Given exercise:
Repeat the material below word for word and leave out all pictures.

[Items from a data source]
----------
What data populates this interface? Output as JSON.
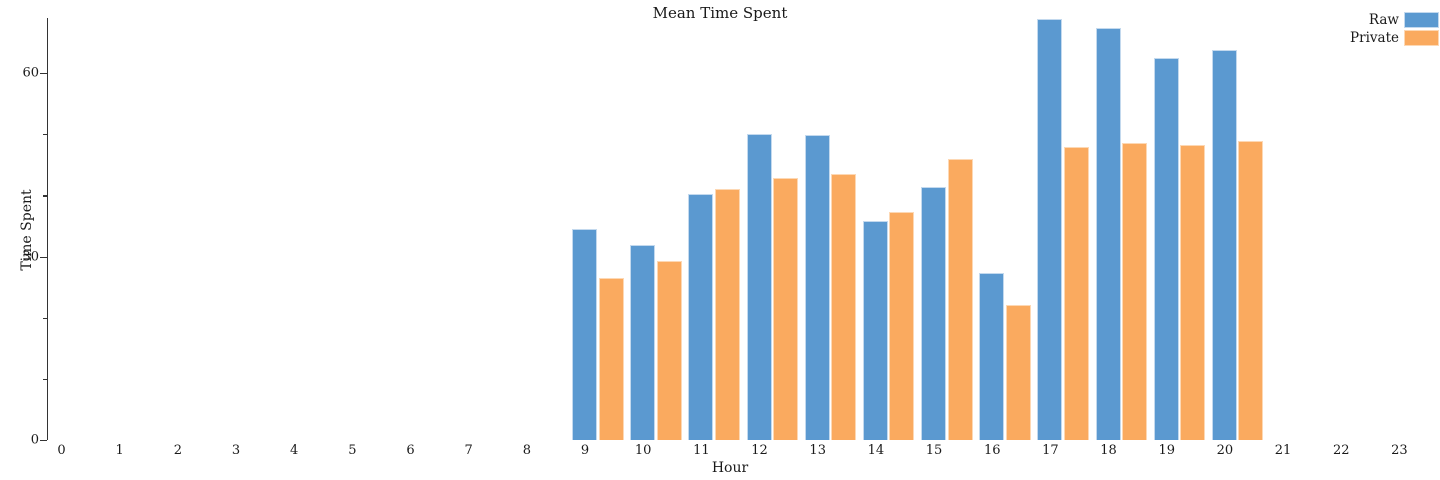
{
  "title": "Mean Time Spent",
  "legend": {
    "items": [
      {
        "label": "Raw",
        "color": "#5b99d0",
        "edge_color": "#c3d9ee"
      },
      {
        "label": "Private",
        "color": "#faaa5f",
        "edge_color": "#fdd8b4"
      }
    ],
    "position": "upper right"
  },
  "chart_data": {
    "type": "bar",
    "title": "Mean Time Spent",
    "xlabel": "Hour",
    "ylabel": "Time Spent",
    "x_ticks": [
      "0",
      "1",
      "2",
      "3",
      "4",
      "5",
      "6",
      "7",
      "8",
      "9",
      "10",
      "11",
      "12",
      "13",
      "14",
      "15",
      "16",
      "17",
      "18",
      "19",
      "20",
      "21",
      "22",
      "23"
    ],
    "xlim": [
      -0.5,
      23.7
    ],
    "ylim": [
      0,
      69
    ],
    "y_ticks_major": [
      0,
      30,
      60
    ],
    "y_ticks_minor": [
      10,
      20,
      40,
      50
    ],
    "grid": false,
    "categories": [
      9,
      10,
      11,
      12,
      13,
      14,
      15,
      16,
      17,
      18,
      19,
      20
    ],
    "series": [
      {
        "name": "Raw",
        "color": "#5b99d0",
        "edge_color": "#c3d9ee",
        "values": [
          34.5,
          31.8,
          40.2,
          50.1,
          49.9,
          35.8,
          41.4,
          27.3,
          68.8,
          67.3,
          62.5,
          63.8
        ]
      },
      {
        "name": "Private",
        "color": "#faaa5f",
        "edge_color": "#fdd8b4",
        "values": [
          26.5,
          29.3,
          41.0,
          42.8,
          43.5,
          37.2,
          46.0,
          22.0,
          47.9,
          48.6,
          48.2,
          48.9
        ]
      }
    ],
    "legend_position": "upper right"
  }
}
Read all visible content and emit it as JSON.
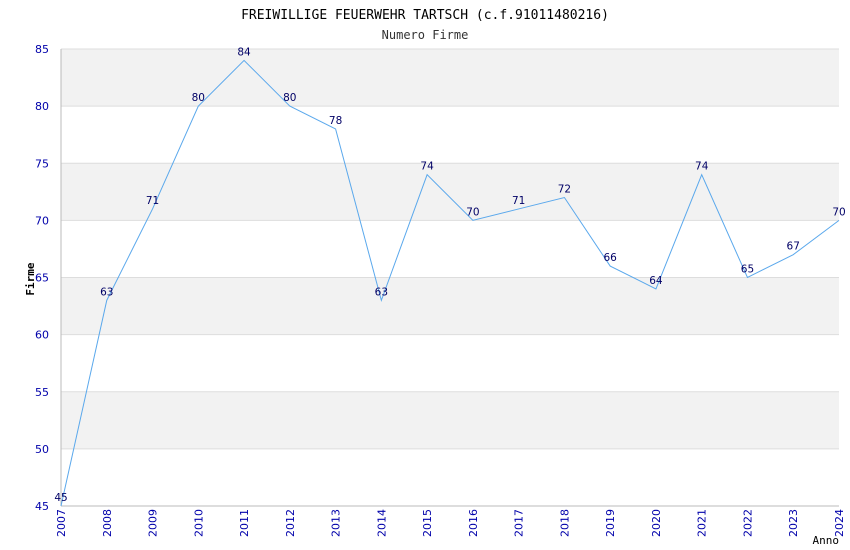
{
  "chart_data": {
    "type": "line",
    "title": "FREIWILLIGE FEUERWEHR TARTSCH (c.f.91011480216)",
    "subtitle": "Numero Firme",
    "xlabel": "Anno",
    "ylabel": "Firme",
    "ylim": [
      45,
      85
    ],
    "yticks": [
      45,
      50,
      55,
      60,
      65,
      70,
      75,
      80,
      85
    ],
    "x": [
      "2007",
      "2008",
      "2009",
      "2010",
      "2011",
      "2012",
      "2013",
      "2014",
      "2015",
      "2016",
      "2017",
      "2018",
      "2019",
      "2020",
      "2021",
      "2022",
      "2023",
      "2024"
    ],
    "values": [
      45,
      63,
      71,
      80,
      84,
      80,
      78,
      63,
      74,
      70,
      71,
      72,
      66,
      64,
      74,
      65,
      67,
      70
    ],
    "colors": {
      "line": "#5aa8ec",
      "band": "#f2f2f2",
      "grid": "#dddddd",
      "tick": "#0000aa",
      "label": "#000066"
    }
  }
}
----------
Solution for this exercise:
What data populates this interface? Output as JSON.
{
  "title": "Mean Time Spent",
  "legend": {
    "items": [
      {
        "label": "Raw",
        "color": "#5b99d0",
        "edge_color": "#c3d9ee"
      },
      {
        "label": "Private",
        "color": "#faaa5f",
        "edge_color": "#fdd8b4"
      }
    ],
    "position": "upper right"
  },
  "chart_data": {
    "type": "bar",
    "title": "Mean Time Spent",
    "xlabel": "Hour",
    "ylabel": "Time Spent",
    "x_ticks": [
      "0",
      "1",
      "2",
      "3",
      "4",
      "5",
      "6",
      "7",
      "8",
      "9",
      "10",
      "11",
      "12",
      "13",
      "14",
      "15",
      "16",
      "17",
      "18",
      "19",
      "20",
      "21",
      "22",
      "23"
    ],
    "xlim": [
      -0.5,
      23.7
    ],
    "ylim": [
      0,
      69
    ],
    "y_ticks_major": [
      0,
      30,
      60
    ],
    "y_ticks_minor": [
      10,
      20,
      40,
      50
    ],
    "grid": false,
    "categories": [
      9,
      10,
      11,
      12,
      13,
      14,
      15,
      16,
      17,
      18,
      19,
      20
    ],
    "series": [
      {
        "name": "Raw",
        "color": "#5b99d0",
        "edge_color": "#c3d9ee",
        "values": [
          34.5,
          31.8,
          40.2,
          50.1,
          49.9,
          35.8,
          41.4,
          27.3,
          68.8,
          67.3,
          62.5,
          63.8
        ]
      },
      {
        "name": "Private",
        "color": "#faaa5f",
        "edge_color": "#fdd8b4",
        "values": [
          26.5,
          29.3,
          41.0,
          42.8,
          43.5,
          37.2,
          46.0,
          22.0,
          47.9,
          48.6,
          48.2,
          48.9
        ]
      }
    ],
    "legend_position": "upper right"
  }
}
Read all visible content and emit it as JSON.
{
  "chart_data": {
    "type": "line",
    "title": "FREIWILLIGE FEUERWEHR TARTSCH (c.f.91011480216)",
    "subtitle": "Numero Firme",
    "xlabel": "Anno",
    "ylabel": "Firme",
    "ylim": [
      45,
      85
    ],
    "yticks": [
      45,
      50,
      55,
      60,
      65,
      70,
      75,
      80,
      85
    ],
    "x": [
      "2007",
      "2008",
      "2009",
      "2010",
      "2011",
      "2012",
      "2013",
      "2014",
      "2015",
      "2016",
      "2017",
      "2018",
      "2019",
      "2020",
      "2021",
      "2022",
      "2023",
      "2024"
    ],
    "values": [
      45,
      63,
      71,
      80,
      84,
      80,
      78,
      63,
      74,
      70,
      71,
      72,
      66,
      64,
      74,
      65,
      67,
      70
    ],
    "colors": {
      "line": "#5aa8ec",
      "band": "#f2f2f2",
      "grid": "#dddddd",
      "tick": "#0000aa",
      "label": "#000066"
    }
  }
}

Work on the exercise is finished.